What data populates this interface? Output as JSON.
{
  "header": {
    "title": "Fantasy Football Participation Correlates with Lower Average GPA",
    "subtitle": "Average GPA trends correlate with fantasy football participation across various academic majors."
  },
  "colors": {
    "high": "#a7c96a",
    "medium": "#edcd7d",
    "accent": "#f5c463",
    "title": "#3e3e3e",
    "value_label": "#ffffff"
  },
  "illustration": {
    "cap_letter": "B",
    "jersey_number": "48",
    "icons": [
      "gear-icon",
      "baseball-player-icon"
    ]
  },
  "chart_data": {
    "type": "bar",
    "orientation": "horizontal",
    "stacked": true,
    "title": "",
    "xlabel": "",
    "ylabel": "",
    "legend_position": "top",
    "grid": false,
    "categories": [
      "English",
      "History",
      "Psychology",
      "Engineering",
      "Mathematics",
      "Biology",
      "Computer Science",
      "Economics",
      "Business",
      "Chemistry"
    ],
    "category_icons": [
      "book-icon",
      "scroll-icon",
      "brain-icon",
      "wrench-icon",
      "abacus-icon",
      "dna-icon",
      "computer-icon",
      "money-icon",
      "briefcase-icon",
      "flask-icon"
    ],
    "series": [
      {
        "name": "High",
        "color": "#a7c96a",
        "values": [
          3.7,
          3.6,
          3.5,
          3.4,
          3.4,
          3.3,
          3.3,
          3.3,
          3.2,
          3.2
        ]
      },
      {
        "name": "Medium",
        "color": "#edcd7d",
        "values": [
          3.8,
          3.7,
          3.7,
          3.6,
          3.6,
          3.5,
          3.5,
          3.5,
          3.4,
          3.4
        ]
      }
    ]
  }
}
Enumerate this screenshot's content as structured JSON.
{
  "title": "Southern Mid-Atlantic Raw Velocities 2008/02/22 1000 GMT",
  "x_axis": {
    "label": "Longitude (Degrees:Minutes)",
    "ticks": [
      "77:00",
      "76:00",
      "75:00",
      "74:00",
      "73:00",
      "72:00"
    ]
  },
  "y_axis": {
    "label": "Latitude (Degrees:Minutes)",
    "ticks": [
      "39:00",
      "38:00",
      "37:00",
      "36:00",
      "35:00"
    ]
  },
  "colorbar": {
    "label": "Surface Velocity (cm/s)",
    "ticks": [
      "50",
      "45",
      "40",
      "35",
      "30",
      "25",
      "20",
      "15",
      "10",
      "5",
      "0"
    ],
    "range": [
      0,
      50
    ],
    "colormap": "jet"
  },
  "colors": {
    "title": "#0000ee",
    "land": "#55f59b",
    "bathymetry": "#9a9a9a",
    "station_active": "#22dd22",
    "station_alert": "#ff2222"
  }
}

# [What is needed]
Using the data above, repeat every line exactly.

# [Result for this exercise]
What data populates this interface? Output as JSON.
{
  "header": {
    "title": "Fantasy Football Participation Correlates with Lower Average GPA",
    "subtitle": "Average GPA trends correlate with fantasy football participation across various academic majors."
  },
  "colors": {
    "high": "#a7c96a",
    "medium": "#edcd7d",
    "accent": "#f5c463",
    "title": "#3e3e3e",
    "value_label": "#ffffff"
  },
  "illustration": {
    "cap_letter": "B",
    "jersey_number": "48",
    "icons": [
      "gear-icon",
      "baseball-player-icon"
    ]
  },
  "chart_data": {
    "type": "bar",
    "orientation": "horizontal",
    "stacked": true,
    "title": "",
    "xlabel": "",
    "ylabel": "",
    "legend_position": "top",
    "grid": false,
    "categories": [
      "English",
      "History",
      "Psychology",
      "Engineering",
      "Mathematics",
      "Biology",
      "Computer Science",
      "Economics",
      "Business",
      "Chemistry"
    ],
    "category_icons": [
      "book-icon",
      "scroll-icon",
      "brain-icon",
      "wrench-icon",
      "abacus-icon",
      "dna-icon",
      "computer-icon",
      "money-icon",
      "briefcase-icon",
      "flask-icon"
    ],
    "series": [
      {
        "name": "High",
        "color": "#a7c96a",
        "values": [
          3.7,
          3.6,
          3.5,
          3.4,
          3.4,
          3.3,
          3.3,
          3.3,
          3.2,
          3.2
        ]
      },
      {
        "name": "Medium",
        "color": "#edcd7d",
        "values": [
          3.8,
          3.7,
          3.7,
          3.6,
          3.6,
          3.5,
          3.5,
          3.5,
          3.4,
          3.4
        ]
      }
    ]
  }
}
Enumerate this screenshot's content as structured JSON.
{
  "title": "Southern Mid-Atlantic Raw Velocities 2008/02/22 1000 GMT",
  "x_axis": {
    "label": "Longitude (Degrees:Minutes)",
    "ticks": [
      "77:00",
      "76:00",
      "75:00",
      "74:00",
      "73:00",
      "72:00"
    ]
  },
  "y_axis": {
    "label": "Latitude (Degrees:Minutes)",
    "ticks": [
      "39:00",
      "38:00",
      "37:00",
      "36:00",
      "35:00"
    ]
  },
  "colorbar": {
    "label": "Surface Velocity (cm/s)",
    "ticks": [
      "50",
      "45",
      "40",
      "35",
      "30",
      "25",
      "20",
      "15",
      "10",
      "5",
      "0"
    ],
    "range": [
      0,
      50
    ],
    "colormap": "jet"
  },
  "colors": {
    "title": "#0000ee",
    "land": "#55f59b",
    "bathymetry": "#9a9a9a",
    "station_active": "#22dd22",
    "station_alert": "#ff2222"
  }
}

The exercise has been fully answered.